Excerpts from a figure dataset:

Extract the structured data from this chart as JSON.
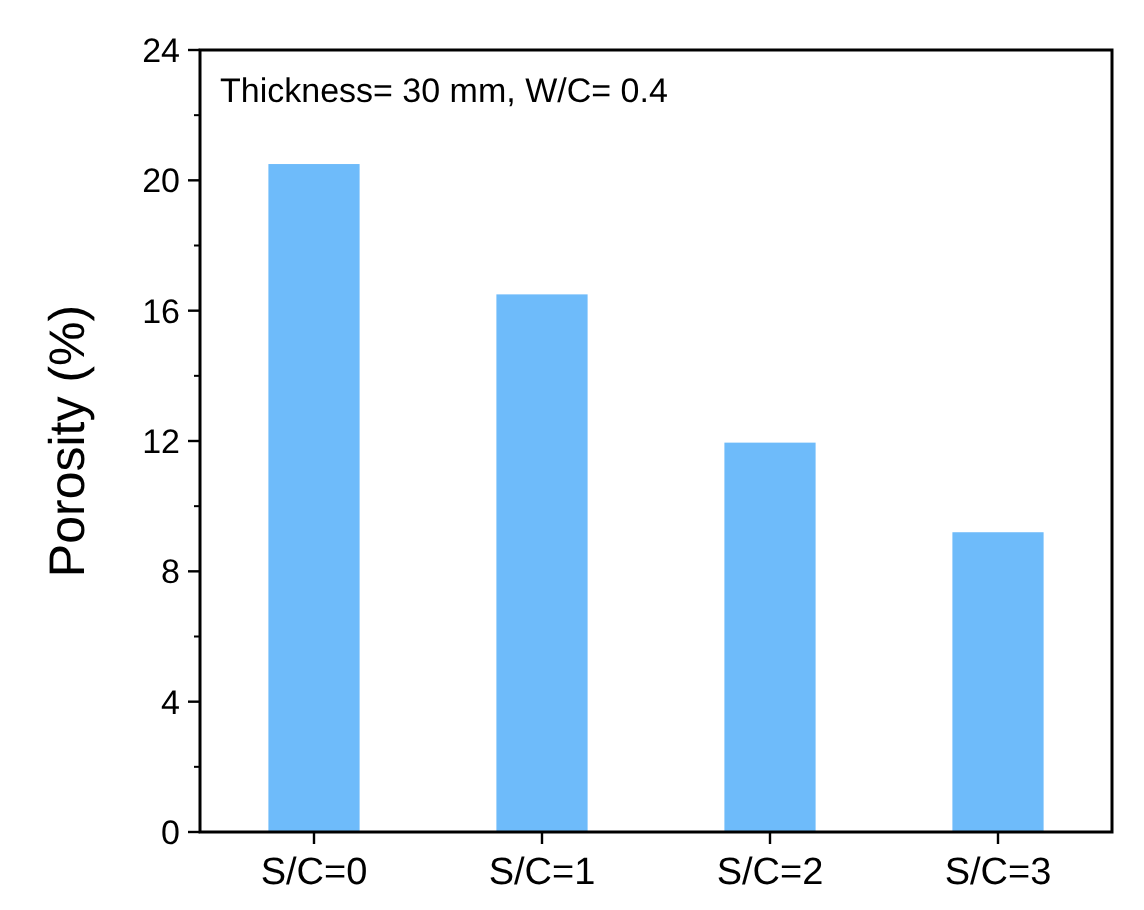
{
  "chart_data": {
    "type": "bar",
    "ylabel": "Porosity (%)",
    "annotations": [
      "Thickness= 30 mm, W/C= 0.4"
    ],
    "categories": [
      "S/C=0",
      "S/C=1",
      "S/C=2",
      "S/C=3"
    ],
    "values": [
      20.5,
      16.5,
      11.95,
      9.2
    ],
    "color": "#6ebbfa",
    "ylim": [
      0,
      24
    ],
    "yticks": [
      0,
      4,
      8,
      12,
      16,
      20,
      24
    ],
    "grid": false
  }
}
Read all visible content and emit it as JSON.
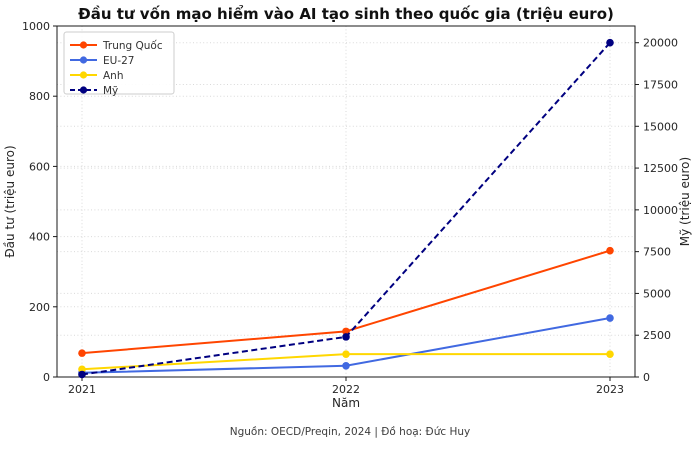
{
  "title": "Đầu tư vốn mạo hiểm vào AI tạo sinh theo quốc gia (triệu euro)",
  "footer": "Nguồn: OECD/Preqin, 2024 | Đồ hoạ: Đức Huy",
  "chart_data": {
    "type": "line",
    "title": "Đầu tư vốn mạo hiểm vào AI tạo sinh theo quốc gia (triệu euro)",
    "xlabel": "Năm",
    "ylabel_left": "Đầu tư (triệu euro)",
    "ylabel_right": "Mỹ (triệu euro)",
    "x": [
      "2021",
      "2022",
      "2023"
    ],
    "left_axis": {
      "range": [
        0,
        1000
      ],
      "ticks": [
        0,
        200,
        400,
        600,
        800,
        1000
      ]
    },
    "right_axis": {
      "range": [
        0,
        21000
      ],
      "ticks": [
        0,
        2500,
        5000,
        7500,
        10000,
        12500,
        15000,
        17500,
        20000
      ]
    },
    "grid": "dotted",
    "legend_position": "upper-left",
    "series": [
      {
        "name": "Trung Quốc",
        "axis": "left",
        "style": "solid",
        "color": "#FF4500",
        "values": [
          68,
          130,
          360
        ]
      },
      {
        "name": "EU-27",
        "axis": "left",
        "style": "solid",
        "color": "#4169E1",
        "values": [
          12,
          32,
          168
        ]
      },
      {
        "name": "Anh",
        "axis": "left",
        "style": "solid",
        "color": "#FFD700",
        "values": [
          22,
          65,
          65
        ]
      },
      {
        "name": "Mỹ",
        "axis": "right",
        "style": "dashed",
        "color": "#000080",
        "values": [
          150,
          2400,
          20000
        ]
      }
    ],
    "colors": {
      "grid": "#d9d9d9",
      "spine": "#1a1a1a",
      "tick_label": "#262626",
      "legend_border": "#cccccc"
    }
  }
}
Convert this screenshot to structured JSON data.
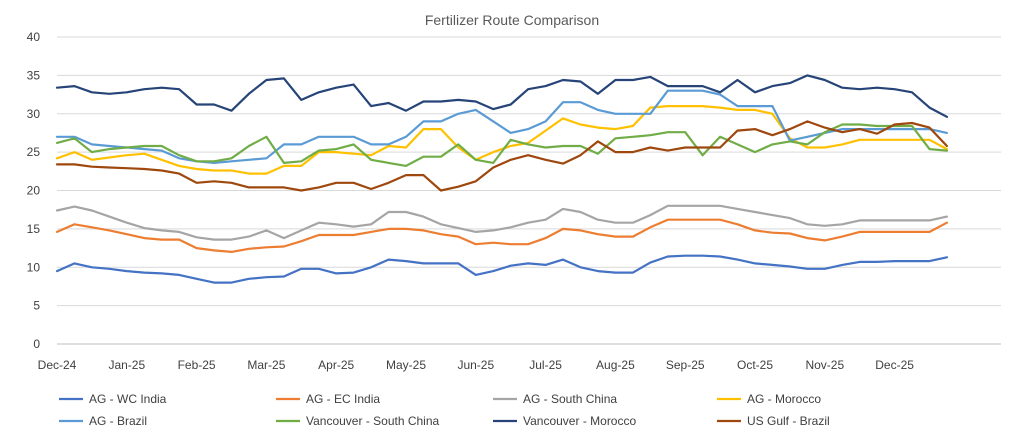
{
  "chart_data": {
    "type": "line",
    "title": "Fertilizer Route Comparison",
    "xlabel": "",
    "ylabel": "",
    "ylim": [
      0,
      40
    ],
    "yticks": [
      0,
      5,
      10,
      15,
      20,
      25,
      30,
      35,
      40
    ],
    "grid": true,
    "legend_position": "bottom",
    "x_tick_labels": [
      "Dec-24",
      "Jan-25",
      "Feb-25",
      "Mar-25",
      "Apr-25",
      "May-25",
      "Jun-25",
      "Jul-25",
      "Aug-25",
      "Sep-25",
      "Oct-25",
      "Nov-25",
      "Dec-25"
    ],
    "x_tick_index": [
      0,
      4,
      8,
      12,
      16,
      20,
      24,
      28,
      32,
      36,
      40,
      44,
      48
    ],
    "n_points": 52,
    "colors": {
      "AG - WC India": "#4472c4",
      "AG - EC India": "#ed7d31",
      "AG - South China": "#a5a5a5",
      "AG - Morocco": "#ffc000",
      "AG - Brazil": "#5b9bd5",
      "Vancouver - South China": "#70ad47",
      "Vancouver - Morocco": "#264478",
      "US Gulf - Brazil": "#9e480e"
    },
    "series": [
      {
        "name": "AG - WC India",
        "values": [
          9.5,
          10.5,
          10,
          9.8,
          9.5,
          9.3,
          9.2,
          9,
          8.5,
          8,
          8,
          8.5,
          8.7,
          8.8,
          9.8,
          9.8,
          9.2,
          9.3,
          10,
          11,
          10.8,
          10.5,
          10.5,
          10.5,
          9,
          9.5,
          10.2,
          10.5,
          10.3,
          11,
          10,
          9.5,
          9.3,
          9.3,
          10.6,
          11.4,
          11.5,
          11.5,
          11.4,
          11,
          10.5,
          10.3,
          10.1,
          9.8,
          9.8,
          10.3,
          10.7,
          10.7,
          10.8,
          10.8,
          10.8,
          11.3
        ]
      },
      {
        "name": "AG - EC India",
        "values": [
          14.6,
          15.6,
          15.2,
          14.8,
          14.3,
          13.8,
          13.6,
          13.6,
          12.5,
          12.2,
          12,
          12.4,
          12.6,
          12.7,
          13.4,
          14.2,
          14.2,
          14.2,
          14.6,
          15,
          15,
          14.8,
          14.3,
          14,
          13,
          13.2,
          13,
          13,
          13.8,
          15,
          14.8,
          14.3,
          14,
          14,
          15.2,
          16.2,
          16.2,
          16.2,
          16.2,
          15.6,
          14.8,
          14.5,
          14.4,
          13.8,
          13.5,
          14,
          14.6,
          14.6,
          14.6,
          14.6,
          14.6,
          15.8
        ]
      },
      {
        "name": "AG - South China",
        "values": [
          17.4,
          17.9,
          17.4,
          16.6,
          15.8,
          15.1,
          14.8,
          14.6,
          13.9,
          13.6,
          13.6,
          14,
          14.8,
          13.8,
          14.8,
          15.8,
          15.6,
          15.3,
          15.6,
          17.2,
          17.2,
          16.6,
          15.6,
          15.1,
          14.6,
          14.8,
          15.2,
          15.8,
          16.2,
          17.6,
          17.2,
          16.2,
          15.8,
          15.8,
          16.8,
          18,
          18,
          18,
          18,
          17.6,
          17.2,
          16.8,
          16.4,
          15.6,
          15.4,
          15.6,
          16.1,
          16.1,
          16.1,
          16.1,
          16.1,
          16.6
        ]
      },
      {
        "name": "AG - Morocco",
        "values": [
          24.2,
          25,
          24,
          24.3,
          24.6,
          24.8,
          24,
          23.2,
          22.8,
          22.6,
          22.6,
          22.2,
          22.2,
          23.2,
          23.2,
          25,
          25,
          24.8,
          24.6,
          25.8,
          25.6,
          28,
          28,
          25.6,
          24,
          25,
          25.8,
          26.2,
          27.8,
          29.4,
          28.6,
          28.2,
          28,
          28.4,
          30.8,
          31,
          31,
          31,
          30.8,
          30.5,
          30.5,
          30,
          26.8,
          25.6,
          25.6,
          26,
          26.6,
          26.6,
          26.6,
          26.6,
          26.6,
          25.4
        ]
      },
      {
        "name": "AG - Brazil",
        "values": [
          27,
          27,
          26,
          25.8,
          25.6,
          25.4,
          25.2,
          24.2,
          23.8,
          23.6,
          23.8,
          24,
          24.2,
          26,
          26,
          27,
          27,
          27,
          26,
          26,
          27,
          29,
          29,
          30,
          30.5,
          29,
          27.5,
          28,
          29,
          31.5,
          31.5,
          30.5,
          30,
          30,
          30,
          33,
          33,
          33,
          32.5,
          31,
          31,
          31,
          26.5,
          27,
          27.5,
          28,
          28,
          28,
          28,
          28,
          28,
          27.5
        ]
      },
      {
        "name": "Vancouver - South China",
        "values": [
          26.2,
          26.8,
          25,
          25.4,
          25.6,
          25.8,
          25.8,
          24.6,
          23.8,
          23.8,
          24.2,
          25.8,
          27,
          23.6,
          23.8,
          25.2,
          25.4,
          26,
          24,
          23.6,
          23.2,
          24.4,
          24.4,
          26,
          24,
          23.6,
          26.6,
          26,
          25.6,
          25.8,
          25.8,
          24.8,
          26.8,
          27,
          27.2,
          27.6,
          27.6,
          24.6,
          27,
          26,
          25,
          26,
          26.4,
          26,
          27.6,
          28.6,
          28.6,
          28.4,
          28.4,
          28.4,
          25.4,
          25.2
        ]
      },
      {
        "name": "Vancouver - Morocco",
        "values": [
          33.4,
          33.6,
          32.8,
          32.6,
          32.8,
          33.2,
          33.4,
          33.2,
          31.2,
          31.2,
          30.4,
          32.6,
          34.4,
          34.6,
          31.8,
          32.8,
          33.4,
          33.8,
          31,
          31.4,
          30.4,
          31.6,
          31.6,
          31.8,
          31.6,
          30.6,
          31.2,
          33.2,
          33.6,
          34.4,
          34.2,
          32.6,
          34.4,
          34.4,
          34.8,
          33.6,
          33.6,
          33.6,
          32.8,
          34.4,
          32.8,
          33.6,
          34,
          35,
          34.4,
          33.4,
          33.2,
          33.4,
          33.2,
          32.8,
          30.8,
          29.6
        ]
      },
      {
        "name": "US Gulf - Brazil",
        "values": [
          23.4,
          23.4,
          23.1,
          23,
          22.9,
          22.8,
          22.6,
          22.2,
          21,
          21.2,
          21,
          20.4,
          20.4,
          20.4,
          20,
          20.4,
          21,
          21,
          20.2,
          21,
          22,
          22,
          20,
          20.5,
          21.2,
          23,
          24,
          24.6,
          24,
          23.5,
          24.6,
          26.4,
          25,
          25,
          25.6,
          25.2,
          25.6,
          25.6,
          25.6,
          27.8,
          28,
          27.2,
          28,
          29,
          28.2,
          27.6,
          28,
          27.4,
          28.6,
          28.8,
          28.2,
          25.8
        ]
      }
    ]
  }
}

## Aim of the exercise:
For the records above, state how many lines include the string "sinh", giving the number and nothing else.

## Exercise output:
2